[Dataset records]
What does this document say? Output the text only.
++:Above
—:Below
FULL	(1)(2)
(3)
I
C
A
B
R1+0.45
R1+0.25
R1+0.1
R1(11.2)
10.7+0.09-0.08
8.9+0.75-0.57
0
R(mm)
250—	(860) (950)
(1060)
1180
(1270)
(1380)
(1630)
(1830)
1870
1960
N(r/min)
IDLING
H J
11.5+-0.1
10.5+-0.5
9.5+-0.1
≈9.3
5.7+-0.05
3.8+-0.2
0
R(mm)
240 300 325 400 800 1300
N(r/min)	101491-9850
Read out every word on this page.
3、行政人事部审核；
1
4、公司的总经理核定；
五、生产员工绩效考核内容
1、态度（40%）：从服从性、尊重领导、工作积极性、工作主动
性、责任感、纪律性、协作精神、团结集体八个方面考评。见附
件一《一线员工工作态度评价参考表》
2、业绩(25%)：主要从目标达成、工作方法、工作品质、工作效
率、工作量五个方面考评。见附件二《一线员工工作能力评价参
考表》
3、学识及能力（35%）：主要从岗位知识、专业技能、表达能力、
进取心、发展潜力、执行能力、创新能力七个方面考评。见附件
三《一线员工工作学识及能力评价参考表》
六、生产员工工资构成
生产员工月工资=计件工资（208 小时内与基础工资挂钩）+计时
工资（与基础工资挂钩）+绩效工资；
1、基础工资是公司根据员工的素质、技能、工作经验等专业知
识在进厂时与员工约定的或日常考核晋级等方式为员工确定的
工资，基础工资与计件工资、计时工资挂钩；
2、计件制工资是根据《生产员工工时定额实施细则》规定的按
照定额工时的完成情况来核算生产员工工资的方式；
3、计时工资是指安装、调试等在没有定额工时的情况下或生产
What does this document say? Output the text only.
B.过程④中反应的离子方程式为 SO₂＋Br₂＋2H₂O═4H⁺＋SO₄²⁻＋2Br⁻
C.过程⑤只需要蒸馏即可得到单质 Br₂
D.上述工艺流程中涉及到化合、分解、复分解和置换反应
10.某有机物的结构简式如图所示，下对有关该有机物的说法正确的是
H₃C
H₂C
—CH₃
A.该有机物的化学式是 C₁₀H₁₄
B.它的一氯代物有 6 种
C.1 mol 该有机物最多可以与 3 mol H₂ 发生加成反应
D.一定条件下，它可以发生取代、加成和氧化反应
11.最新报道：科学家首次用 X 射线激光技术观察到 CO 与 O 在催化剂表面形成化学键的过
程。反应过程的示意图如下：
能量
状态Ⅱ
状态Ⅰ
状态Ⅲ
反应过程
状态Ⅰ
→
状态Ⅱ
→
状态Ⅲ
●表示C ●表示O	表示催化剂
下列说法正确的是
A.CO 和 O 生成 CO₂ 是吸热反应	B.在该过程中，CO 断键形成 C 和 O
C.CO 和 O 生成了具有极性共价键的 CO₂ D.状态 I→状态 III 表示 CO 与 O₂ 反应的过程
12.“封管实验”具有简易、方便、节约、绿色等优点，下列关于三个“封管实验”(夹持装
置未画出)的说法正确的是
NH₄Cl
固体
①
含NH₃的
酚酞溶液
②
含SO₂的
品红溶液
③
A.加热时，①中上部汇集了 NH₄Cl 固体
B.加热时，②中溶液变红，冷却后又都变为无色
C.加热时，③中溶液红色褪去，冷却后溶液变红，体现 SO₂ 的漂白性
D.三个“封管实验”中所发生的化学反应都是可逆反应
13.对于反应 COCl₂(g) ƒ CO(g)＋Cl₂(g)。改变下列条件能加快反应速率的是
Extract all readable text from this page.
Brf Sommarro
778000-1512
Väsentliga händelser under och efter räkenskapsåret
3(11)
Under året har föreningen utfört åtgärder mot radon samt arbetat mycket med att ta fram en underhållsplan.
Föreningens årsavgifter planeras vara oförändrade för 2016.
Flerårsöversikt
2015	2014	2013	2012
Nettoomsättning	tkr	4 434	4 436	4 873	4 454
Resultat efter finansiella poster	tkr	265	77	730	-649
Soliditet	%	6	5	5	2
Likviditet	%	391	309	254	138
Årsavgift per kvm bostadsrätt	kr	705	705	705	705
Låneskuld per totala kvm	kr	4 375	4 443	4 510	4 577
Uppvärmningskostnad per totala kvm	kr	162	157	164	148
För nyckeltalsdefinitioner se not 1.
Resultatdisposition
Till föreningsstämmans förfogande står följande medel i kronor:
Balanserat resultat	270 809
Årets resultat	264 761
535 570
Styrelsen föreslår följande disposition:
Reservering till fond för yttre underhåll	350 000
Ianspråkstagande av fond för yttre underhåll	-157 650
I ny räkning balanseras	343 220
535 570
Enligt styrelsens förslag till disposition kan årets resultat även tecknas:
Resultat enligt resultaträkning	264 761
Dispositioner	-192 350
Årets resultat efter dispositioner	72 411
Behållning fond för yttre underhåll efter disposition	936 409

TASK DIRECTIONS:
Provide an exact reproduction of all the entries shown above.

RESULT FOR THIS TASK:
What does this document say? Output the text only.
++:Above
—:Below
FULL	(1)(2)
(3)
I
C
A
B
R1+0.45
R1+0.25
R1+0.1
R1(11.2)
10.7+0.09-0.08
8.9+0.75-0.57
0
R(mm)
250—	(860) (950)
(1060)
1180
(1270)
(1380)
(1630)
(1830)
1870
1960
N(r/min)
IDLING
H J
11.5+-0.1
10.5+-0.5
9.5+-0.1
≈9.3
5.7+-0.05
3.8+-0.2
0
R(mm)
240 300 325 400 800 1300
N(r/min)	101491-9850
Read out every word on this page.
3、行政人事部审核；
1
4、公司的总经理核定；
五、生产员工绩效考核内容
1、态度（40%）：从服从性、尊重领导、工作积极性、工作主动
性、责任感、纪律性、协作精神、团结集体八个方面考评。见附
件一《一线员工工作态度评价参考表》
2、业绩(25%)：主要从目标达成、工作方法、工作品质、工作效
率、工作量五个方面考评。见附件二《一线员工工作能力评价参
考表》
3、学识及能力（35%）：主要从岗位知识、专业技能、表达能力、
进取心、发展潜力、执行能力、创新能力七个方面考评。见附件
三《一线员工工作学识及能力评价参考表》
六、生产员工工资构成
生产员工月工资=计件工资（208 小时内与基础工资挂钩）+计时
工资（与基础工资挂钩）+绩效工资；
1、基础工资是公司根据员工的素质、技能、工作经验等专业知
识在进厂时与员工约定的或日常考核晋级等方式为员工确定的
工资，基础工资与计件工资、计时工资挂钩；
2、计件制工资是根据《生产员工工时定额实施细则》规定的按
照定额工时的完成情况来核算生产员工工资的方式；
3、计时工资是指安装、调试等在没有定额工时的情况下或生产
What does this document say? Output the text only.
B.过程④中反应的离子方程式为 SO₂＋Br₂＋2H₂O═4H⁺＋SO₄²⁻＋2Br⁻
C.过程⑤只需要蒸馏即可得到单质 Br₂
D.上述工艺流程中涉及到化合、分解、复分解和置换反应
10.某有机物的结构简式如图所示，下对有关该有机物的说法正确的是
H₃C
H₂C
—CH₃
A.该有机物的化学式是 C₁₀H₁₄
B.它的一氯代物有 6 种
C.1 mol 该有机物最多可以与 3 mol H₂ 发生加成反应
D.一定条件下，它可以发生取代、加成和氧化反应
11.最新报道：科学家首次用 X 射线激光技术观察到 CO 与 O 在催化剂表面形成化学键的过
程。反应过程的示意图如下：
能量
状态Ⅱ
状态Ⅰ
状态Ⅲ
反应过程
状态Ⅰ
→
状态Ⅱ
→
状态Ⅲ
●表示C ●表示O	表示催化剂
下列说法正确的是
A.CO 和 O 生成 CO₂ 是吸热反应	B.在该过程中，CO 断键形成 C 和 O
C.CO 和 O 生成了具有极性共价键的 CO₂ D.状态 I→状态 III 表示 CO 与 O₂ 反应的过程
12.“封管实验”具有简易、方便、节约、绿色等优点，下列关于三个“封管实验”(夹持装
置未画出)的说法正确的是
NH₄Cl
固体
①
含NH₃的
酚酞溶液
②
含SO₂的
品红溶液
③
A.加热时，①中上部汇集了 NH₄Cl 固体
B.加热时，②中溶液变红，冷却后又都变为无色
C.加热时，③中溶液红色褪去，冷却后溶液变红，体现 SO₂ 的漂白性
D.三个“封管实验”中所发生的化学反应都是可逆反应
13.对于反应 COCl₂(g) ƒ CO(g)＋Cl₂(g)。改变下列条件能加快反应速率的是
Extract all readable text from this page.
Brf Sommarro
778000-1512
Väsentliga händelser under och efter räkenskapsåret
3(11)
Under året har föreningen utfört åtgärder mot radon samt arbetat mycket med att ta fram en underhållsplan.
Föreningens årsavgifter planeras vara oförändrade för 2016.
Flerårsöversikt
2015	2014	2013	2012
Nettoomsättning	tkr	4 434	4 436	4 873	4 454
Resultat efter finansiella poster	tkr	265	77	730	-649
Soliditet	%	6	5	5	2
Likviditet	%	391	309	254	138
Årsavgift per kvm bostadsrätt	kr	705	705	705	705
Låneskuld per totala kvm	kr	4 375	4 443	4 510	4 577
Uppvärmningskostnad per totala kvm	kr	162	157	164	148
För nyckeltalsdefinitioner se not 1.
Resultatdisposition
Till föreningsstämmans förfogande står följande medel i kronor:
Balanserat resultat	270 809
Årets resultat	264 761
535 570
Styrelsen föreslår följande disposition:
Reservering till fond för yttre underhåll	350 000
Ianspråkstagande av fond för yttre underhåll	-157 650
I ny räkning balanseras	343 220
535 570
Enligt styrelsens förslag till disposition kan årets resultat även tecknas:
Resultat enligt resultaträkning	264 761
Dispositioner	-192 350
Årets resultat efter dispositioner	72 411
Behållning fond för yttre underhåll efter disposition	936 409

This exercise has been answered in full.